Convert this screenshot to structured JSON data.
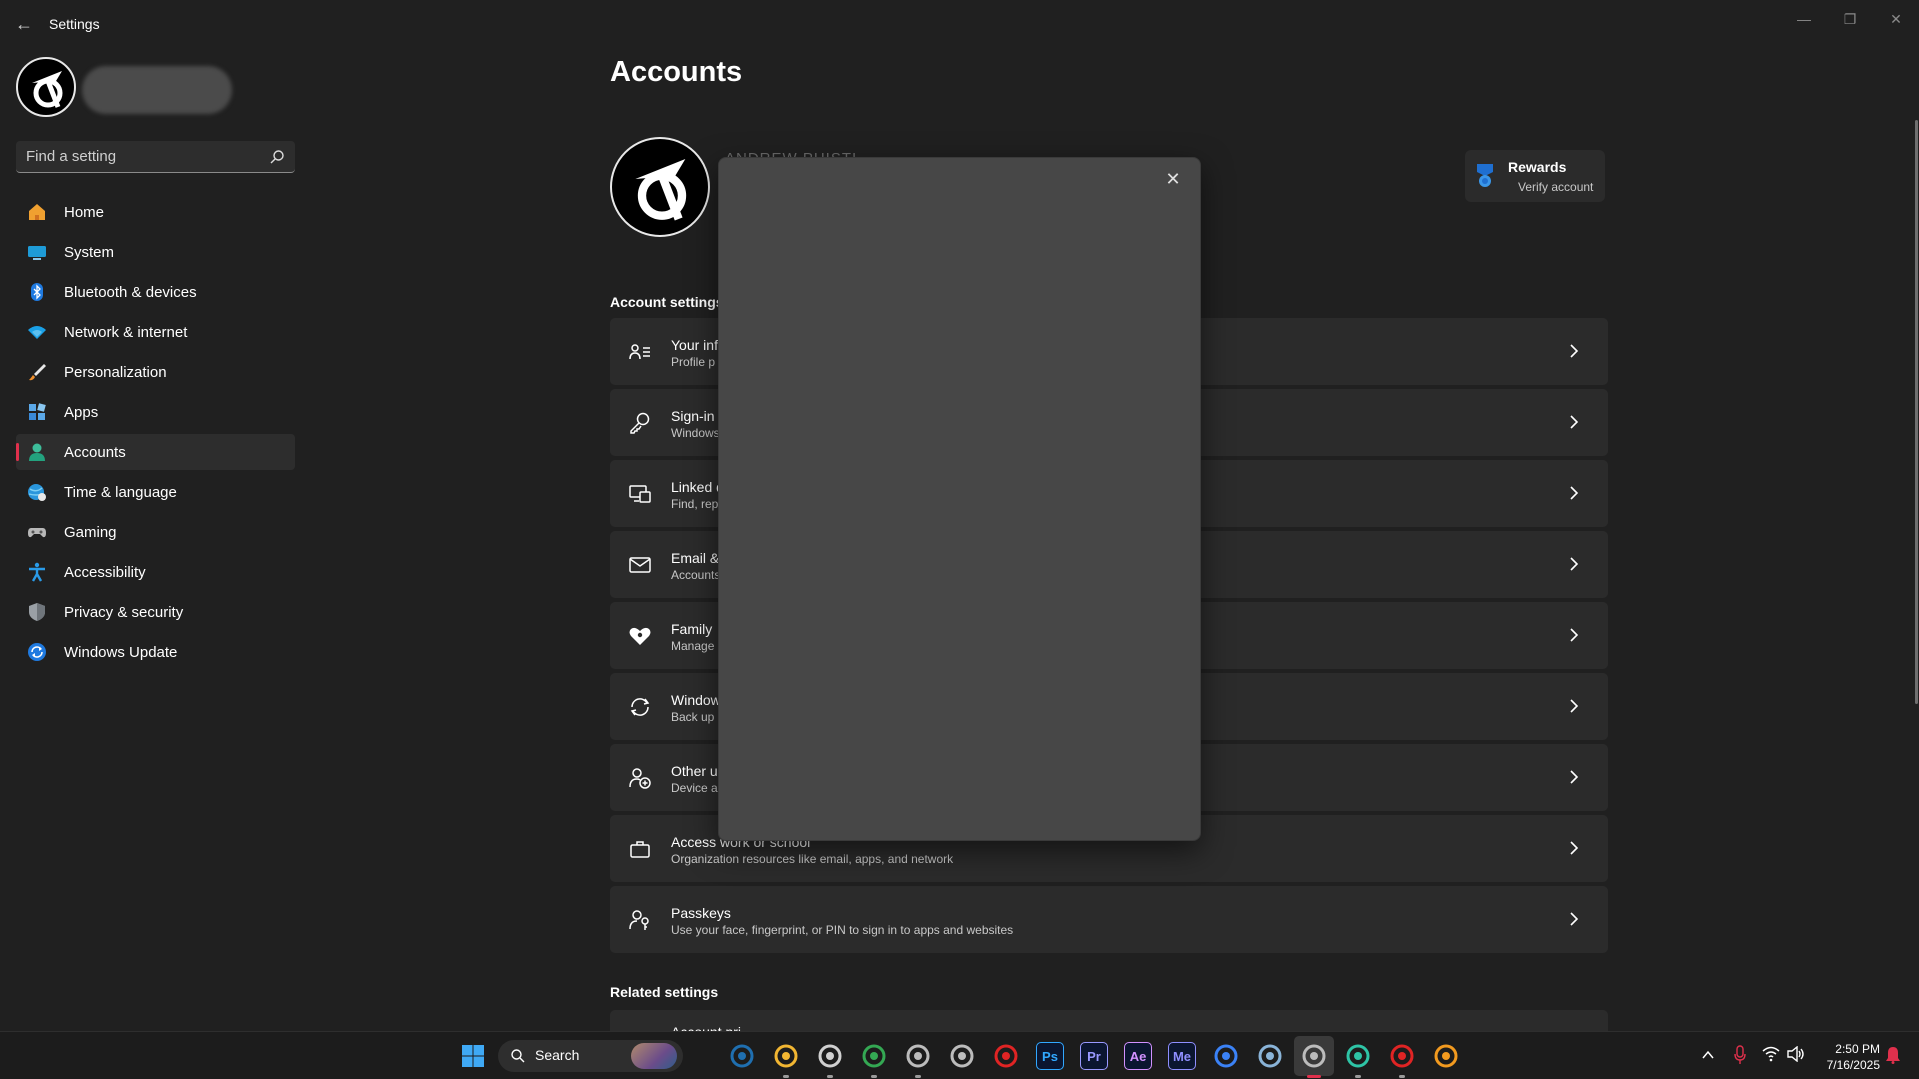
{
  "window": {
    "app_title": "Settings",
    "minimize_glyph": "—",
    "restore_glyph": "❐",
    "close_glyph": "✕",
    "back_glyph": "←"
  },
  "sidebar": {
    "search_placeholder": "Find a setting",
    "items": [
      {
        "label": "Home",
        "icon": "home-icon"
      },
      {
        "label": "System",
        "icon": "system-icon"
      },
      {
        "label": "Bluetooth & devices",
        "icon": "bluetooth-icon"
      },
      {
        "label": "Network & internet",
        "icon": "wifi-icon"
      },
      {
        "label": "Personalization",
        "icon": "brush-icon"
      },
      {
        "label": "Apps",
        "icon": "apps-icon"
      },
      {
        "label": "Accounts",
        "icon": "person-icon",
        "active": true
      },
      {
        "label": "Time & language",
        "icon": "globe-clock-icon"
      },
      {
        "label": "Gaming",
        "icon": "gamepad-icon"
      },
      {
        "label": "Accessibility",
        "icon": "accessibility-icon"
      },
      {
        "label": "Privacy & security",
        "icon": "shield-icon"
      },
      {
        "label": "Windows Update",
        "icon": "update-icon"
      }
    ]
  },
  "main": {
    "title": "Accounts",
    "profile_name": "ANDREW PHISTI",
    "rewards": {
      "title": "Rewards",
      "subtitle": "Verify account"
    },
    "account_settings_label": "Account settings",
    "related_settings_label": "Related settings",
    "rows": [
      {
        "title": "Your inf",
        "subtitle": "Profile p",
        "icon": "person-info-icon"
      },
      {
        "title": "Sign-in",
        "subtitle": "Windows",
        "icon": "key-icon"
      },
      {
        "title": "Linked d",
        "subtitle": "Find, rep",
        "icon": "linked-devices-icon"
      },
      {
        "title": "Email &",
        "subtitle": "Accounts",
        "icon": "mail-icon"
      },
      {
        "title": "Family",
        "subtitle": "Manage",
        "icon": "family-heart-icon"
      },
      {
        "title": "Window",
        "subtitle": "Back up",
        "icon": "backup-icon"
      },
      {
        "title": "Other u",
        "subtitle": "Device a",
        "icon": "add-person-icon"
      },
      {
        "title": "Access work or school",
        "subtitle": "Organization resources like email, apps, and network",
        "icon": "briefcase-icon"
      },
      {
        "title": "Passkeys",
        "subtitle": "Use your face, fingerprint, or PIN to sign in to apps and websites",
        "icon": "passkey-icon"
      }
    ],
    "partial_row_title": "Account pri"
  },
  "dialog": {
    "close_glyph": "✕"
  },
  "taskbar": {
    "search_label": "Search",
    "apps": [
      {
        "name": "photos",
        "label": "",
        "color": "#1f6fb0"
      },
      {
        "name": "file-explorer",
        "label": "",
        "color": "#f2b632"
      },
      {
        "name": "snipping-tool",
        "label": "",
        "color": "#d0d0d0"
      },
      {
        "name": "chrome",
        "label": "",
        "color": "#34a853"
      },
      {
        "name": "aperture",
        "label": "",
        "color": "#bcbcbc"
      },
      {
        "name": "remote",
        "label": "",
        "color": "#bcbcbc"
      },
      {
        "name": "record",
        "label": "",
        "color": "#e02424"
      },
      {
        "name": "photoshop",
        "label": "Ps",
        "color": "#31a8ff"
      },
      {
        "name": "premiere",
        "label": "Pr",
        "color": "#9999ff"
      },
      {
        "name": "after-effects",
        "label": "Ae",
        "color": "#d291ff"
      },
      {
        "name": "media-encoder",
        "label": "Me",
        "color": "#8f8fff"
      },
      {
        "name": "meta",
        "label": "",
        "color": "#3b82f6"
      },
      {
        "name": "steam",
        "label": "",
        "color": "#8ab4d8"
      },
      {
        "name": "settings",
        "label": "",
        "color": "#bcbcbc"
      },
      {
        "name": "edge",
        "label": "",
        "color": "#2ec4a6"
      },
      {
        "name": "davinci",
        "label": "",
        "color": "#e02424"
      },
      {
        "name": "player",
        "label": "",
        "color": "#f29a1f"
      }
    ],
    "clock_time": "2:50 PM",
    "clock_date": "7/16/2025"
  },
  "colors": {
    "accent": "#e0304c",
    "background": "#202020",
    "card": "#2b2b2b",
    "dialog": "#474747"
  }
}
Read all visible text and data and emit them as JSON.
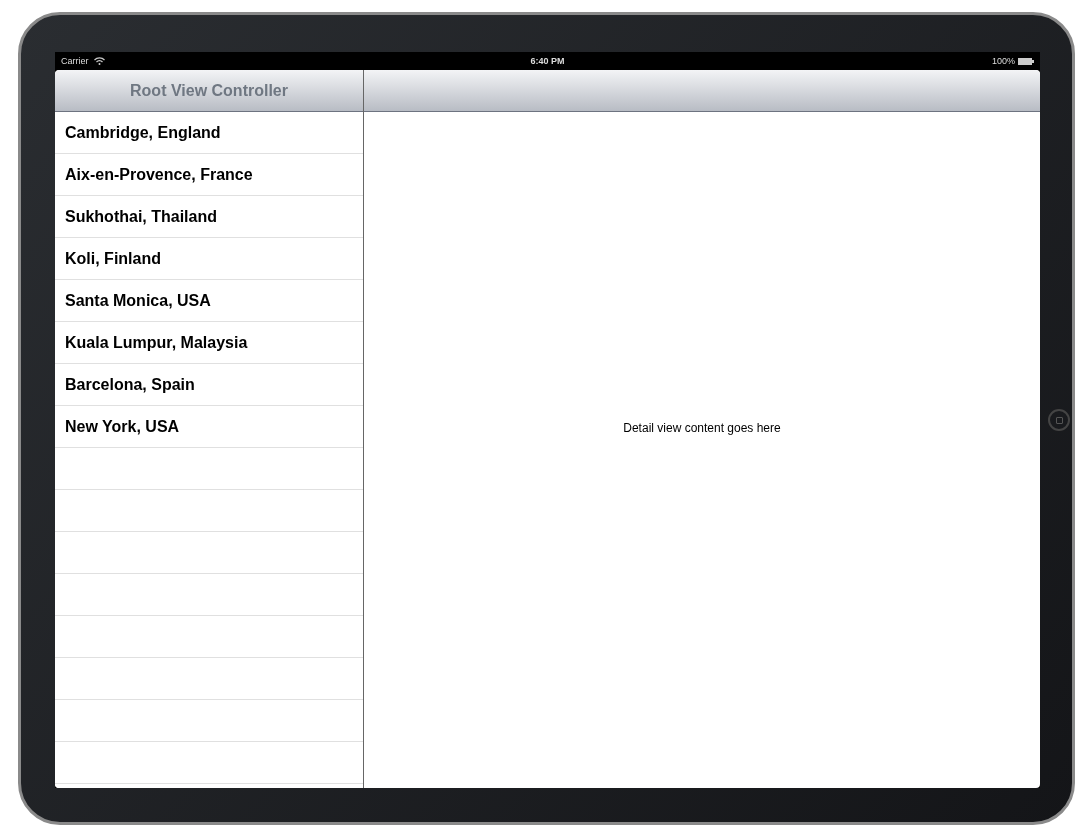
{
  "status_bar": {
    "carrier": "Carrier",
    "time": "6:40 PM",
    "battery": "100%"
  },
  "master": {
    "title": "Root View Controller",
    "items": [
      "Cambridge, England",
      "Aix-en-Provence, France",
      "Sukhothai, Thailand",
      "Koli, Finland",
      "Santa Monica, USA",
      "Kuala Lumpur, Malaysia",
      "Barcelona, Spain",
      "New York, USA"
    ]
  },
  "detail": {
    "text": "Detail view content goes here"
  }
}
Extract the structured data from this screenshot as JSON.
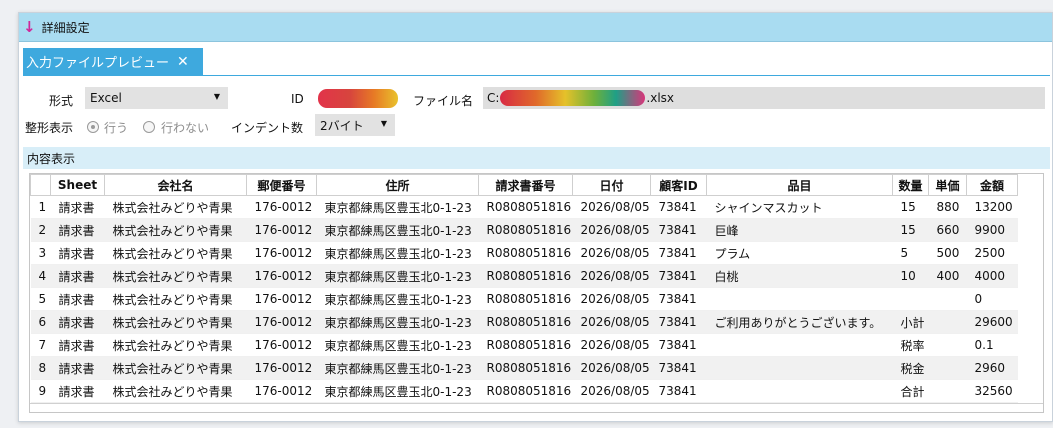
{
  "detail": {
    "arrow": "↓",
    "title": "詳細設定"
  },
  "tab": {
    "label": "入力ファイルプレビュー",
    "close": "✕"
  },
  "form": {
    "format_label": "形式",
    "format_value": "Excel",
    "id_label": "ID",
    "file_label": "ファイル名",
    "file_prefix": "C:",
    "file_suffix": ".xlsx",
    "pretty_label": "整形表示",
    "pretty_yes": "行う",
    "pretty_no": "行わない",
    "indent_label": "インデント数",
    "indent_value": "2バイト"
  },
  "content": {
    "header": "内容表示"
  },
  "table": {
    "columns": [
      "",
      "Sheet",
      "会社名",
      "郵便番号",
      "住所",
      "請求書番号",
      "日付",
      "顧客ID",
      "品目",
      "数量",
      "単価",
      "金額"
    ],
    "rows": [
      [
        "1",
        "請求書",
        "株式会社みどりや青果",
        "176-0012",
        "東京都練馬区豊玉北0-1-23",
        "R0808051816",
        "2026/08/05",
        "73841",
        "シャインマスカット",
        "15",
        "880",
        "13200"
      ],
      [
        "2",
        "請求書",
        "株式会社みどりや青果",
        "176-0012",
        "東京都練馬区豊玉北0-1-23",
        "R0808051816",
        "2026/08/05",
        "73841",
        "巨峰",
        "15",
        "660",
        "9900"
      ],
      [
        "3",
        "請求書",
        "株式会社みどりや青果",
        "176-0012",
        "東京都練馬区豊玉北0-1-23",
        "R0808051816",
        "2026/08/05",
        "73841",
        "プラム",
        "5",
        "500",
        "2500"
      ],
      [
        "4",
        "請求書",
        "株式会社みどりや青果",
        "176-0012",
        "東京都練馬区豊玉北0-1-23",
        "R0808051816",
        "2026/08/05",
        "73841",
        "白桃",
        "10",
        "400",
        "4000"
      ],
      [
        "5",
        "請求書",
        "株式会社みどりや青果",
        "176-0012",
        "東京都練馬区豊玉北0-1-23",
        "R0808051816",
        "2026/08/05",
        "73841",
        "",
        "",
        "",
        "0"
      ],
      [
        "6",
        "請求書",
        "株式会社みどりや青果",
        "176-0012",
        "東京都練馬区豊玉北0-1-23",
        "R0808051816",
        "2026/08/05",
        "73841",
        "ご利用ありがとうございます。",
        "小計",
        "",
        "29600"
      ],
      [
        "7",
        "請求書",
        "株式会社みどりや青果",
        "176-0012",
        "東京都練馬区豊玉北0-1-23",
        "R0808051816",
        "2026/08/05",
        "73841",
        "",
        "税率",
        "",
        "0.1"
      ],
      [
        "8",
        "請求書",
        "株式会社みどりや青果",
        "176-0012",
        "東京都練馬区豊玉北0-1-23",
        "R0808051816",
        "2026/08/05",
        "73841",
        "",
        "税金",
        "",
        "2960"
      ],
      [
        "9",
        "請求書",
        "株式会社みどりや青果",
        "176-0012",
        "東京都練馬区豊玉北0-1-23",
        "R0808051816",
        "2026/08/05",
        "73841",
        "",
        "合計",
        "",
        "32560"
      ]
    ]
  }
}
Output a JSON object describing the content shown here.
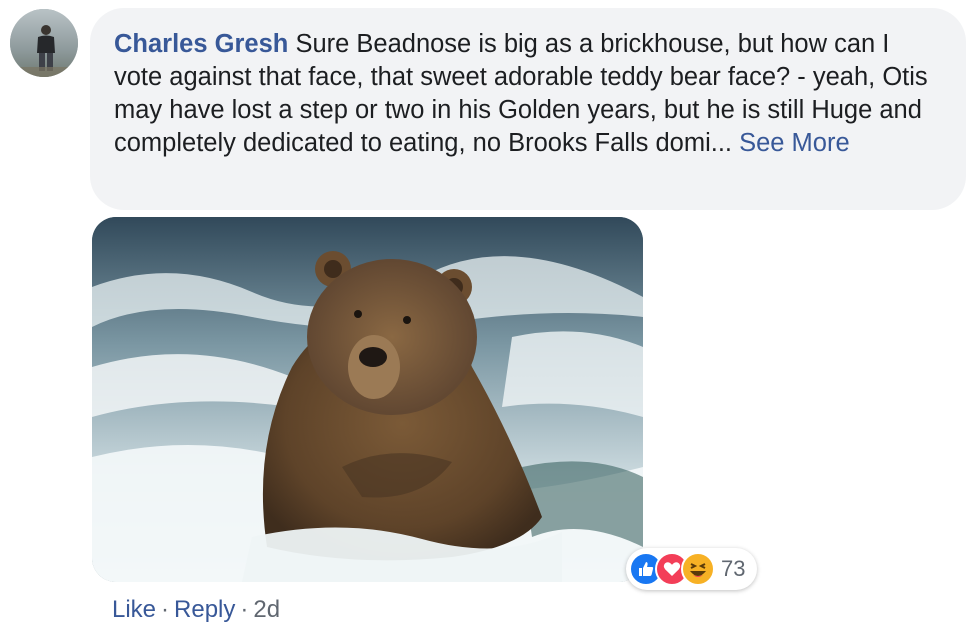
{
  "comment": {
    "author": "Charles Gresh",
    "text": "Sure Beadnose is big as a brickhouse, but how can I vote against that face, that sweet adorable teddy bear face? - yeah, Otis may have lost a step or two in his Golden years, but he is still Huge and completely dedicated to eating, no Brooks Falls domi...",
    "see_more": "See More"
  },
  "attachment": {
    "icon": "brown-bear-photo"
  },
  "reactions": {
    "types": [
      "like-icon",
      "love-icon",
      "haha-icon"
    ],
    "count": "73",
    "colors": {
      "like": "#1877f2",
      "love": "#f33e58",
      "haha": "#f7b125"
    }
  },
  "actions": {
    "like": "Like",
    "reply": "Reply",
    "separator": "·",
    "timestamp": "2d"
  },
  "colors": {
    "link": "#385898",
    "bubble": "#f2f3f5",
    "meta": "#606770"
  }
}
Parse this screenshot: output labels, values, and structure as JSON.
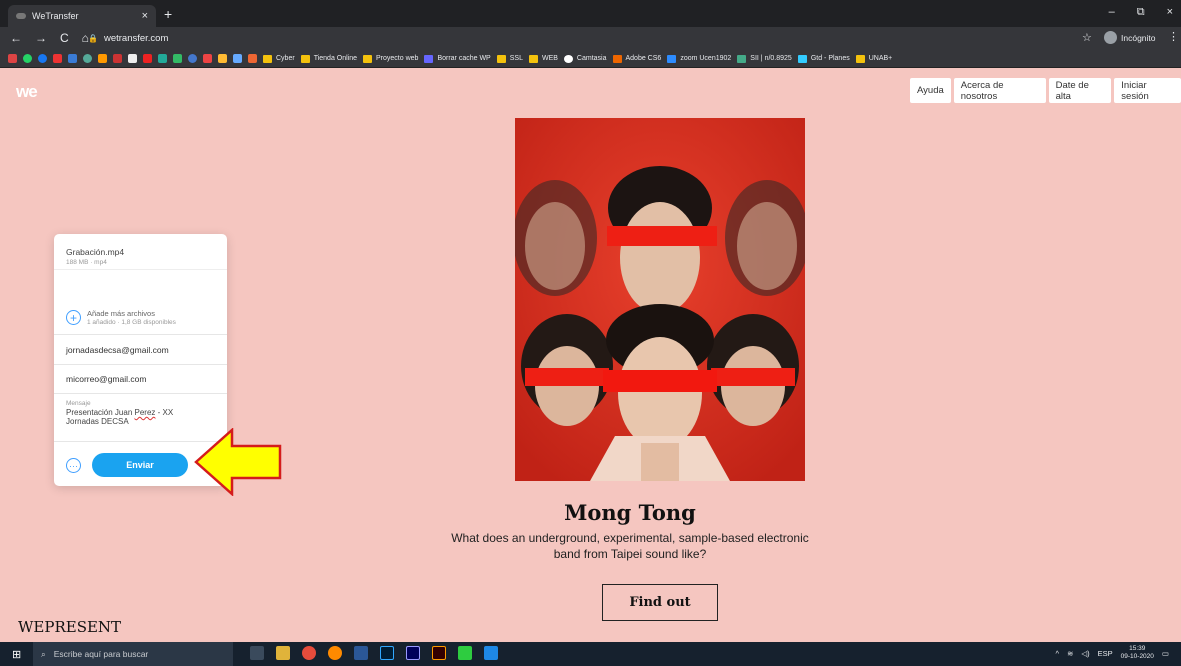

##############################

* **WORK TO BE COMPLETED**: Among the lines of the material, find those that hold the word "subtitle" and copy them.

* **ANSWER BELOW**:
      "subtitle": "Verify account"
        "subtitle": "Profile p",
        "subtitle": "Windows",
        "subtitle": "Find, rep",
        "subtitle": "Accounts",
        "subtitle": "Manage",
        "subtitle": "Back up",
        "subtitle": "Device a",
        "subtitle": "Organization resources like email, apps, and network",
        "subtitle": "Use your face, fingerprint, or PIN to sign in to apps and websites",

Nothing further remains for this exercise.